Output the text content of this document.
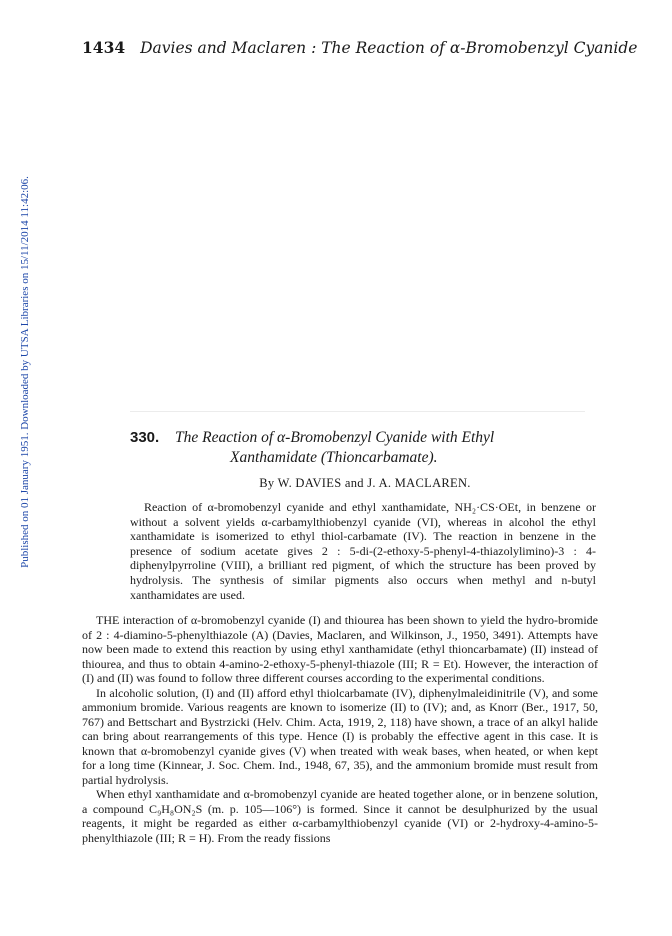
1434 Davies and Maclaren : The Reaction of α-Bromobenzyl Cyanide
Published on 01 January 1951. Downloaded by UTSA Libraries on 15/11/2014 11:42:06.	330. The Reaction of α-Bromobenzyl Cyanide with Ethyl
Xanthamidate (Thioncarbamate).
By W. DAVIES and J. A. MACLAREN.

Reaction of α-bromobenzyl cyanide and ethyl xanthamidate, NH₂·CS·OEt, in benzene or without a solvent yields α-carbamylthiobenzyl cyanide (VI), whereas in alcohol the ethyl xanthamidate is isomerized to ethyl thiol-carbamate (IV). The reaction in benzene in the presence of sodium acetate gives 2 : 5-di-(2-ethoxy-5-phenyl-4-thiazolylimino)-3 : 4-diphenylpyrroline (VIII), a brilliant red pigment, of which the structure has been proved by hydrolysis. The synthesis of similar pigments also occurs when methyl and n-butyl xanthamidates are used.

THE interaction of α-bromobenzyl cyanide (I) and thiourea has been shown to yield the hydro-bromide of 2 : 4-diamino-5-phenylthiazole (A) (Davies, Maclaren, and Wilkinson, J., 1950, 3491). Attempts have now been made to extend this reaction by using ethyl xanthamidate (ethyl thioncarbamate) (II) instead of thiourea, and thus to obtain 4-amino-2-ethoxy-5-phenyl-thiazole (III; R = Et). However, the interaction of (I) and (II) was found to follow three different courses according to the experimental conditions.

In alcoholic solution, (I) and (II) afford ethyl thiolcarbamate (IV), diphenylmaleidinitrile (V), and some ammonium bromide. Various reagents are known to isomerize (II) to (IV); and, as Knorr (Ber., 1917, 50, 767) and Bettschart and Bystrzicki (Helv. Chim. Acta, 1919, 2, 118) have shown, a trace of an alkyl halide can bring about rearrangements of this type. Hence (I) is probably the effective agent in this case. It is known that α-bromobenzyl cyanide gives (V) when treated with weak bases, when heated, or when kept for a long time (Kinnear, J. Soc. Chem. Ind., 1948, 67, 35), and the ammonium bromide must result from partial hydrolysis.

When ethyl xanthamidate and α-bromobenzyl cyanide are heated together alone, or in benzene solution, a compound C₉H₈ON₂S (m. p. 105—106°) is formed. Since it cannot be desulphurized by the usual reagents, it might be regarded as either α-carbamylthiobenzyl cyanide (VI) or 2-hydroxy-4-amino-5-phenylthiazole (III; R = H). From the ready fissions
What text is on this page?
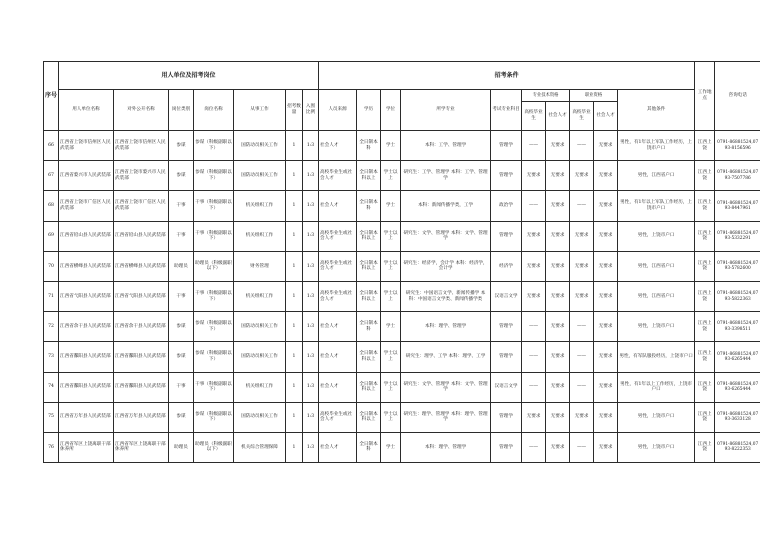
序号	用人单位及招考岗位							招考条件										工作地点	咨询电话
	用人单位名称	对外公开名称	岗位类别	岗位名称	从事工作	招考数量	入围比例	人员来源	学历	学位	所学专业	考试专业科目	专业技术资格		职业资格		其他条件		
													高校毕业生	社会人才	高校毕业生	社会人才			
66	江西省上饶市信州区人民武装部	江西省上饶市信州区人民武装部	参谋	参谋（科级副职以下）	国防动员相关工作	1	1:3	社会人才	全日制本科	学士	本科：工学、管理学	管理学	——	无要求	——	无要求	男性，有1年以上军队工作经历，上饶市户口	江西上饶	0791-86881524,0793-8156596
67	江西省婺兴市人民武装部	江西省上饶市婺兴市人民武装部	参谋	参谋（科级副职以下）	国防动员相关工作	1	1:3	高校毕业生或社会人才	全日制本科以上	学士以上	研究生：工学、管理学 本科：工学、管理学	管理学	无要求	无要求	无要求	无要求	男性，江西省户口	江西上饶	0791-86881524,0793-7507786
68	江西省上饶市广信区人民武装部	江西省上饶市广信区人民武装部	干事	干事（科级副职以下）	机关组织工作	1	1:3	社会人才	全日制本科	学士	本科：新闻传播学类，工学	政治学	——	无要求	——	无要求	男性，有1年以上军队工作经历，上饶市户口	江西上饶	0791-86881524,0793-8447961
69	江西省铅山县人民武装部	江西省铅山县人民武装部	干事	干事（科级副职以下）	机关组织工作	1	1:3	高校毕业生或社会人才	全日制本科以上	学士以上	研究生：文学、管理学 本科：文学、管理学	管理学	无要求	无要求	无要求	无要求	男性，上饶市户口	江西上饶	0791-86881524,0793-5332291
70	江西省横峰县人民武装部	江西省横峰县人民武装部	助理员	助理员（科级副职以下）	财务管理	1	1:3	高校毕业生或社会人才	全日制本科以上	学士以上	研究生：经济学，会计学 本科：经济学，会计学	经济学	无要求	无要求	无要求	无要求	男性，江西省户口	江西上饶	0791-86881524,0793-5782600
71	江西省弋阳县人民武装部	江西省弋阳县人民武装部	干事	干事（科级副职以下）	机关组织工作	1	1:3	高校毕业生或社会人才	全日制本科以上	学士以上	研究生：中国语言文学、新闻传播学 本科：中国语言文学类、新闻传播学类	汉语言文学	无要求	无要求	无要求	无要求	男性，江西省户口	江西上饶	0791-86881524,0793-5822363
72	江西省余干县人民武装部	江西省余干县人民武装部	参谋	参谋（科级副职以下）	国防动员相关工作	1	1:3	社会人才	全日制本科	学士	本科：理学、管理学	管理学	——	无要求	——	无要求	男性，上饶市户口	江西上饶	0791-86881524,0793-3398511
73	江西省鄱阳县人民武装部	江西省鄱阳县人民武装部	参谋	参谋（科级副职以下）	国防动员相关工作	1	1:3	社会人才	全日制本科以上	学士以上	研究生：理学、工学 本科：理学、工学	管理学	——	无要求	——	无要求	男性，有军队服役经历，上饶市户口	江西上饶	0791-86881524,0793-6265444
74	江西省鄱阳县人民武装部	江西省鄱阳县人民武装部	干事	干事（科级副职以下）	机关组织工作	1	1:3	社会人才	全日制本科以上	学士以上	研究生：文学、管理学 本科：文学、管理学	汉语言文学	——	无要求	——	无要求	男性，有1年以上工作经历，上饶市户口	江西上饶	0791-86881524,0793-6265444
75	江西省万年县人民武装部	江西省万年县人民武装部	参谋	参谋（科级副职以下）	国防动员相关工作	1	1:3	高校毕业生或社会人才	全日制本科以上	学士以上	研究生：理学、管理学 本科：理学、管理学	管理学	无要求	无要求	无要求	无要求	男性，上饶市户口	江西上饶	0791-86881524,0793-3633128
76	江西省军区上饶离职干部休养所	江西省军区上饶离职干部休养所	助理员	助理员（科级副职以下）	机关综合管理保障	1	1:3	社会人才	全日制本科	学士	本科：理学、管理学	管理学	——	无要求	——	无要求	男性，上饶市户口	江西上饶	0791-86881524,0793-8222353
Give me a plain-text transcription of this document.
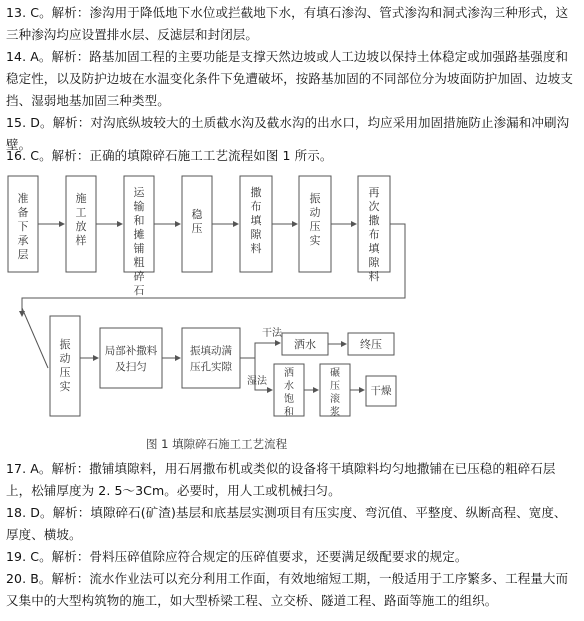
13. C。解析：渗沟用于降低地下水位或拦截地下水，有填石渗沟、管式渗沟和洞式渗沟三种形式，这三种渗沟均应设置排水层、反滤层和封闭层。

14. A。解析：路基加固工程的主要功能是支撑天然边坡或人工边坡以保持土体稳定或加强路基强度和稳定性，以及防护边坡在水温变化条件下免遭破坏，按路基加固的不同部位分为坡面防护加固、边坡支挡、湿弱地基加固三种类型。

15. D。解析：对沟底纵坡较大的土质截水沟及截水沟的出水口，均应采用加固措施防止渗漏和冲刷沟壁。

16. C。解析：正确的填隙碎石施工工艺流程如图 1 所示。

准备下承层
施工放样
运输和摊铺粗碎石
稳压
撒布填隙料
振动压实
再次撒布填隙料
振动压实
局部补撒料
及扫匀
振填动满
压孔实隙
干法
湿法
洒水	终压
洒水饱和
碾压滚浆
干燥
图 1 填隙碎石施工工艺流程

17. A。解析：撒铺填隙料，用石屑撒布机或类似的设备将干填隙料均匀地撒铺在已压稳的粗碎石层上，松铺厚度为 2. 5～3Cm。必要时，用人工或机械扫匀。

18. D。解析：填隙碎石(矿渣)基层和底基层实测项目有压实度、弯沉值、平整度、纵断高程、宽度、厚度、横坡。

19. C。解析：骨料压碎值除应符合规定的压碎值要求，还要满足级配要求的规定。

20. B。解析：流水作业法可以充分利用工作面，有效地缩短工期，一般适用于工序繁多、工程量大而又集中的大型构筑物的施工，如大型桥梁工程、立交桥、隧道工程、路面等施工的组织。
============================================================
Filter the entries above down to the lines containing the word "been".

[TASK SOLUTION]
Reaction of α-bromobenzyl cyanide and ethyl xanthamidate, NH₂·CS·OEt, in benzene or without a solvent yields α-carbamylthiobenzyl cyanide (VI), whereas in alcohol the ethyl xanthamidate is isomerized to ethyl thiol-carbamate (IV). The reaction in benzene in the presence of sodium acetate gives 2 : 5-di-(2-ethoxy-5-phenyl-4-thiazolylimino)-3 : 4-diphenylpyrroline (VIII), a brilliant red pigment, of which the structure has been proved by hydrolysis. The synthesis of similar pigments also occurs when methyl and n-butyl xanthamidates are used.
THE interaction of α-bromobenzyl cyanide (I) and thiourea has been shown to yield the hydro-bromide of 2 : 4-diamino-5-phenylthiazole (A) (Davies, Maclaren, and Wilkinson, J., 1950, 3491). Attempts have now been made to extend this reaction by using ethyl xanthamidate (ethyl thioncarbamate) (II) instead of thiourea, and thus to obtain 4-amino-2-ethoxy-5-phenyl-thiazole (III; R = Et). However, the interaction of (I) and (II) was found to follow three different courses according to the experimental conditions.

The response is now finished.